Output the material beneath exactly, leaving nothing out.

=== Dataset entries ===
__________

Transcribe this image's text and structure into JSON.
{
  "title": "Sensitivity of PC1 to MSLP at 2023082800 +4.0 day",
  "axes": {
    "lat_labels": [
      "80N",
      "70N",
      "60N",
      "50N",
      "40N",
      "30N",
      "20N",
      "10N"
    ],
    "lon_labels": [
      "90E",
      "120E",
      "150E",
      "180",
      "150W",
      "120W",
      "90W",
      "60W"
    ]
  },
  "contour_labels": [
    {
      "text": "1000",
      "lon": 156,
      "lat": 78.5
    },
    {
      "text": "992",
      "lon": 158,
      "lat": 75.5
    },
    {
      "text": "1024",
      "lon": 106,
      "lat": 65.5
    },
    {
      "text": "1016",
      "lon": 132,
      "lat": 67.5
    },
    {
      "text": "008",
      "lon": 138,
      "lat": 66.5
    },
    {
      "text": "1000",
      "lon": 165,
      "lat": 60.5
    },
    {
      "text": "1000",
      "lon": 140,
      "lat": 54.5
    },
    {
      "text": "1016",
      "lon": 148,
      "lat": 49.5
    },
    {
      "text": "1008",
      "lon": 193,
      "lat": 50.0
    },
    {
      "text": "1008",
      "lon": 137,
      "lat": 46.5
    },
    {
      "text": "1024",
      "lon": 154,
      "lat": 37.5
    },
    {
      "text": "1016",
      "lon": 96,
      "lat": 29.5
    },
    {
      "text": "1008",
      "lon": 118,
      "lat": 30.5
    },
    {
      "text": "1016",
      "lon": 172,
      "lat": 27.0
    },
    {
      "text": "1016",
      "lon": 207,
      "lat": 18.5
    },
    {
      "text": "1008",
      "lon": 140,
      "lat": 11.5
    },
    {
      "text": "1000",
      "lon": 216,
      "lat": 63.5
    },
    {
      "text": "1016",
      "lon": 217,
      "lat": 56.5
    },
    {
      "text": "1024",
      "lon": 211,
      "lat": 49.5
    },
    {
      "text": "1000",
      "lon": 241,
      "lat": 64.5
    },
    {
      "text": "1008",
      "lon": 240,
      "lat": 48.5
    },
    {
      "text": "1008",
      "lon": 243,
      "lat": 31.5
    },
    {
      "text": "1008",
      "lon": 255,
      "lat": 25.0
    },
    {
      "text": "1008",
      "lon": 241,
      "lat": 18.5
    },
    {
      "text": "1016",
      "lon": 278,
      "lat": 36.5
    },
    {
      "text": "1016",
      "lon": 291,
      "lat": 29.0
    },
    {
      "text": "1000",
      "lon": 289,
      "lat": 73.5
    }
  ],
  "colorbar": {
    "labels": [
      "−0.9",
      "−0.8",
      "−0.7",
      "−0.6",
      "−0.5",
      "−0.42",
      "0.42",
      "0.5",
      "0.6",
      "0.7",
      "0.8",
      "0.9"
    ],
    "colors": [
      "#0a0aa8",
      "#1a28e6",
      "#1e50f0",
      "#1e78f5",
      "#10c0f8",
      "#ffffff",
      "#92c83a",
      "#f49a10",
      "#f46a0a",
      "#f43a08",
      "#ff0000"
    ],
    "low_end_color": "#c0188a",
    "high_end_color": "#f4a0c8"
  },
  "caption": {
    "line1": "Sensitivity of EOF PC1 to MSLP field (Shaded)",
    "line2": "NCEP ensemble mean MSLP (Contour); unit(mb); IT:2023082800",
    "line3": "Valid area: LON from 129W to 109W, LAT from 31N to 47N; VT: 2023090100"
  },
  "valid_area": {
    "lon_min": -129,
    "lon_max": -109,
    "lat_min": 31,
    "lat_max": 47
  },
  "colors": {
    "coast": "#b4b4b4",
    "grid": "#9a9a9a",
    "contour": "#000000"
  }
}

__________

=== Task response ===
Transcribe this image's text and structure into JSON.
{
  "title": "Sensitivity of PC1 to MSLP at 2023082800 +4.0 day",
  "axes": {
    "lat_labels": [
      "80N",
      "70N",
      "60N",
      "50N",
      "40N",
      "30N",
      "20N",
      "10N"
    ],
    "lon_labels": [
      "90E",
      "120E",
      "150E",
      "180",
      "150W",
      "120W",
      "90W",
      "60W"
    ]
  },
  "contour_labels": [
    {
      "text": "1000",
      "lon": 156,
      "lat": 78.5
    },
    {
      "text": "992",
      "lon": 158,
      "lat": 75.5
    },
    {
      "text": "1024",
      "lon": 106,
      "lat": 65.5
    },
    {
      "text": "1016",
      "lon": 132,
      "lat": 67.5
    },
    {
      "text": "008",
      "lon": 138,
      "lat": 66.5
    },
    {
      "text": "1000",
      "lon": 165,
      "lat": 60.5
    },
    {
      "text": "1000",
      "lon": 140,
      "lat": 54.5
    },
    {
      "text": "1016",
      "lon": 148,
      "lat": 49.5
    },
    {
      "text": "1008",
      "lon": 193,
      "lat": 50.0
    },
    {
      "text": "1008",
      "lon": 137,
      "lat": 46.5
    },
    {
      "text": "1024",
      "lon": 154,
      "lat": 37.5
    },
    {
      "text": "1016",
      "lon": 96,
      "lat": 29.5
    },
    {
      "text": "1008",
      "lon": 118,
      "lat": 30.5
    },
    {
      "text": "1016",
      "lon": 172,
      "lat": 27.0
    },
    {
      "text": "1016",
      "lon": 207,
      "lat": 18.5
    },
    {
      "text": "1008",
      "lon": 140,
      "lat": 11.5
    },
    {
      "text": "1000",
      "lon": 216,
      "lat": 63.5
    },
    {
      "text": "1016",
      "lon": 217,
      "lat": 56.5
    },
    {
      "text": "1024",
      "lon": 211,
      "lat": 49.5
    },
    {
      "text": "1000",
      "lon": 241,
      "lat": 64.5
    },
    {
      "text": "1008",
      "lon": 240,
      "lat": 48.5
    },
    {
      "text": "1008",
      "lon": 243,
      "lat": 31.5
    },
    {
      "text": "1008",
      "lon": 255,
      "lat": 25.0
    },
    {
      "text": "1008",
      "lon": 241,
      "lat": 18.5
    },
    {
      "text": "1016",
      "lon": 278,
      "lat": 36.5
    },
    {
      "text": "1016",
      "lon": 291,
      "lat": 29.0
    },
    {
      "text": "1000",
      "lon": 289,
      "lat": 73.5
    }
  ],
  "colorbar": {
    "labels": [
      "−0.9",
      "−0.8",
      "−0.7",
      "−0.6",
      "−0.5",
      "−0.42",
      "0.42",
      "0.5",
      "0.6",
      "0.7",
      "0.8",
      "0.9"
    ],
    "colors": [
      "#0a0aa8",
      "#1a28e6",
      "#1e50f0",
      "#1e78f5",
      "#10c0f8",
      "#ffffff",
      "#92c83a",
      "#f49a10",
      "#f46a0a",
      "#f43a08",
      "#ff0000"
    ],
    "low_end_color": "#c0188a",
    "high_end_color": "#f4a0c8"
  },
  "caption": {
    "line1": "Sensitivity of EOF PC1 to MSLP field (Shaded)",
    "line2": "NCEP ensemble mean MSLP (Contour); unit(mb); IT:2023082800",
    "line3": "Valid area: LON from 129W to 109W, LAT from 31N to 47N; VT: 2023090100"
  },
  "valid_area": {
    "lon_min": -129,
    "lon_max": -109,
    "lat_min": 31,
    "lat_max": 47
  },
  "colors": {
    "coast": "#b4b4b4",
    "grid": "#9a9a9a",
    "contour": "#000000"
  }
}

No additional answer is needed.